SHORT TASK:
Update the lines below by changing each "reply-link" to "reply-button", leaving everything else untouched.

Recorded data
-------
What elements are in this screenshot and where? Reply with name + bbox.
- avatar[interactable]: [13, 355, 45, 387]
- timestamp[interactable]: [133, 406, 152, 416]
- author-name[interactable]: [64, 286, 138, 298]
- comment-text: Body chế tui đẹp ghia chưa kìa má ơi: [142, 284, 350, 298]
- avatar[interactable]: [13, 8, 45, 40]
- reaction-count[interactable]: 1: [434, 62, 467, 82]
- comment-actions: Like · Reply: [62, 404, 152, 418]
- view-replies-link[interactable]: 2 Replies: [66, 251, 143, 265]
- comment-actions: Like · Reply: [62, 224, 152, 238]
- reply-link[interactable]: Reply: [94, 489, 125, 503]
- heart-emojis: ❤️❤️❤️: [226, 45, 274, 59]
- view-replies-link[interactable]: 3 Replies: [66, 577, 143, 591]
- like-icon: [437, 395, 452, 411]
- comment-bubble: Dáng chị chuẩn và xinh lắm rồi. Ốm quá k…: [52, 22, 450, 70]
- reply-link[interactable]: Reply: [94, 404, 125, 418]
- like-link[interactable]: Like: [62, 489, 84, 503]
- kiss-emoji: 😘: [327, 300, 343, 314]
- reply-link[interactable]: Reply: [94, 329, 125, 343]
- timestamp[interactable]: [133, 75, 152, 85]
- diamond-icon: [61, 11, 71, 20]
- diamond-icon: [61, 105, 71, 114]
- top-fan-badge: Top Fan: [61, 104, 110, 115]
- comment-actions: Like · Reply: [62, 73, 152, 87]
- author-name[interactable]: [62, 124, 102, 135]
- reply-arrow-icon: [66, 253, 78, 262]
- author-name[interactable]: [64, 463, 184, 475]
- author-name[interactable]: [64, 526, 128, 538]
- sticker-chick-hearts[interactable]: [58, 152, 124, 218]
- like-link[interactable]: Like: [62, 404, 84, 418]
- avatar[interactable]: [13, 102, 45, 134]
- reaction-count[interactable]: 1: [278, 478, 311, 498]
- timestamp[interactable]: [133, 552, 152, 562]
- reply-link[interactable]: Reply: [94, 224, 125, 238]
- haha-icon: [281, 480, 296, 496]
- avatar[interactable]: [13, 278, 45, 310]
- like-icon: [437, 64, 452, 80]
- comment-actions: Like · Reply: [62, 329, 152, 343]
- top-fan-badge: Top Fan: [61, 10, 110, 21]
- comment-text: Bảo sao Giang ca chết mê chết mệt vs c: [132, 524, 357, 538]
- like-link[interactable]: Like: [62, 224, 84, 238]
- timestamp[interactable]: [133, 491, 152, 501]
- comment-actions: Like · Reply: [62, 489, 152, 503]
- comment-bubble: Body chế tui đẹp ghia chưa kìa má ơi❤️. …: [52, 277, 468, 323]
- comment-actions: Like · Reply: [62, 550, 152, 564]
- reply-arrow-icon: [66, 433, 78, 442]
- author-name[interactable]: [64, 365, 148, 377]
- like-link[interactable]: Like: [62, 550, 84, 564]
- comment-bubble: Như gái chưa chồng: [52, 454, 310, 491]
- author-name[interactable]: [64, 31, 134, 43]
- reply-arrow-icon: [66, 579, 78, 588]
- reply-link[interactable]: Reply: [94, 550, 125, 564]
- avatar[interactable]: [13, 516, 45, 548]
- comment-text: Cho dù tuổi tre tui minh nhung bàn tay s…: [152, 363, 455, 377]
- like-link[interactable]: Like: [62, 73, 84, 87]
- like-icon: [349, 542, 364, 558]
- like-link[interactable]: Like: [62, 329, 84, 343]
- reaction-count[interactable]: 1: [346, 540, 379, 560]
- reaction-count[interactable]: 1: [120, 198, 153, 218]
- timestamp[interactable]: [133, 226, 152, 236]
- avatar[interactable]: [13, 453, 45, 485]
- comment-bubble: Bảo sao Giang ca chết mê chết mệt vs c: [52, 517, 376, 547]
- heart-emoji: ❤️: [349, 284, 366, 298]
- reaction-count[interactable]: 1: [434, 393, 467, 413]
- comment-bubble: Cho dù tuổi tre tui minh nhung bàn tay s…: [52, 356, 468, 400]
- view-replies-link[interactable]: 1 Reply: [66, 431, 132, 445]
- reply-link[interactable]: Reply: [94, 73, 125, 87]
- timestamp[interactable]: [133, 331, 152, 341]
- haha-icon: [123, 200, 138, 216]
-------
EXERCISE SOLUTION:
What elements are in this screenshot and where? Reply with name + bbox.
- avatar[interactable]: [13, 355, 45, 387]
- timestamp[interactable]: [133, 406, 152, 416]
- author-name[interactable]: [64, 286, 138, 298]
- comment-text: Body chế tui đẹp ghia chưa kìa má ơi: [142, 284, 350, 298]
- avatar[interactable]: [13, 8, 45, 40]
- reaction-count[interactable]: 1: [434, 62, 467, 82]
- comment-actions: Like · Reply: [62, 404, 152, 418]
- view-replies-link[interactable]: 2 Replies: [66, 251, 143, 265]
- comment-actions: Like · Reply: [62, 224, 152, 238]
- reply-button[interactable]: Reply: [94, 489, 125, 503]
- heart-emojis: ❤️❤️❤️: [226, 45, 274, 59]
- view-replies-link[interactable]: 3 Replies: [66, 577, 143, 591]
- like-icon: [437, 395, 452, 411]
- comment-bubble: Dáng chị chuẩn và xinh lắm rồi. Ốm quá k…: [52, 22, 450, 70]
- reply-button[interactable]: Reply: [94, 404, 125, 418]
- like-link[interactable]: Like: [62, 489, 84, 503]
- kiss-emoji: 😘: [327, 300, 343, 314]
- reply-button[interactable]: Reply: [94, 329, 125, 343]
- timestamp[interactable]: [133, 75, 152, 85]
- diamond-icon: [61, 11, 71, 20]
- diamond-icon: [61, 105, 71, 114]
- top-fan-badge: Top Fan: [61, 104, 110, 115]
- comment-actions: Like · Reply: [62, 73, 152, 87]
- author-name[interactable]: [62, 124, 102, 135]
- reply-arrow-icon: [66, 253, 78, 262]
- author-name[interactable]: [64, 463, 184, 475]
- author-name[interactable]: [64, 526, 128, 538]
- sticker-chick-hearts[interactable]: [58, 152, 124, 218]
- like-link[interactable]: Like: [62, 404, 84, 418]
- avatar[interactable]: [13, 102, 45, 134]
- reaction-count[interactable]: 1: [278, 478, 311, 498]
- timestamp[interactable]: [133, 552, 152, 562]
- reply-button[interactable]: Reply: [94, 224, 125, 238]
- haha-icon: [281, 480, 296, 496]
- avatar[interactable]: [13, 278, 45, 310]
- like-icon: [437, 64, 452, 80]
- comment-actions: Like · Reply: [62, 329, 152, 343]
- top-fan-badge: Top Fan: [61, 10, 110, 21]
- comment-text: Bảo sao Giang ca chết mê chết mệt vs c: [132, 524, 357, 538]
- like-link[interactable]: Like: [62, 224, 84, 238]
- timestamp[interactable]: [133, 491, 152, 501]
- comment-actions: Like · Reply: [62, 489, 152, 503]
- comment-bubble: Body chế tui đẹp ghia chưa kìa má ơi❤️. …: [52, 277, 468, 323]
- comment-actions: Like · Reply: [62, 550, 152, 564]
- reply-arrow-icon: [66, 433, 78, 442]
- author-name[interactable]: [64, 365, 148, 377]
- like-link[interactable]: Like: [62, 550, 84, 564]
- comment-bubble: Như gái chưa chồng: [52, 454, 310, 491]
- author-name[interactable]: [64, 31, 134, 43]
- reply-arrow-icon: [66, 579, 78, 588]
- reply-button[interactable]: Reply: [94, 550, 125, 564]
- avatar[interactable]: [13, 516, 45, 548]
- comment-text: Cho dù tuổi tre tui minh nhung bàn tay s…: [152, 363, 455, 377]
- like-link[interactable]: Like: [62, 73, 84, 87]
- like-icon: [349, 542, 364, 558]
- like-link[interactable]: Like: [62, 329, 84, 343]
- reaction-count[interactable]: 1: [346, 540, 379, 560]
- reaction-count[interactable]: 1: [120, 198, 153, 218]
- timestamp[interactable]: [133, 226, 152, 236]
- avatar[interactable]: [13, 453, 45, 485]
- comment-bubble: Bảo sao Giang ca chết mê chết mệt vs c: [52, 517, 376, 547]
- heart-emoji: ❤️: [349, 284, 366, 298]
- reaction-count[interactable]: 1: [434, 393, 467, 413]
- comment-bubble: Cho dù tuổi tre tui minh nhung bàn tay s…: [52, 356, 468, 400]
- view-replies-link[interactable]: 1 Reply: [66, 431, 132, 445]
- reply-button[interactable]: Reply: [94, 73, 125, 87]
- timestamp[interactable]: [133, 331, 152, 341]
- haha-icon: [123, 200, 138, 216]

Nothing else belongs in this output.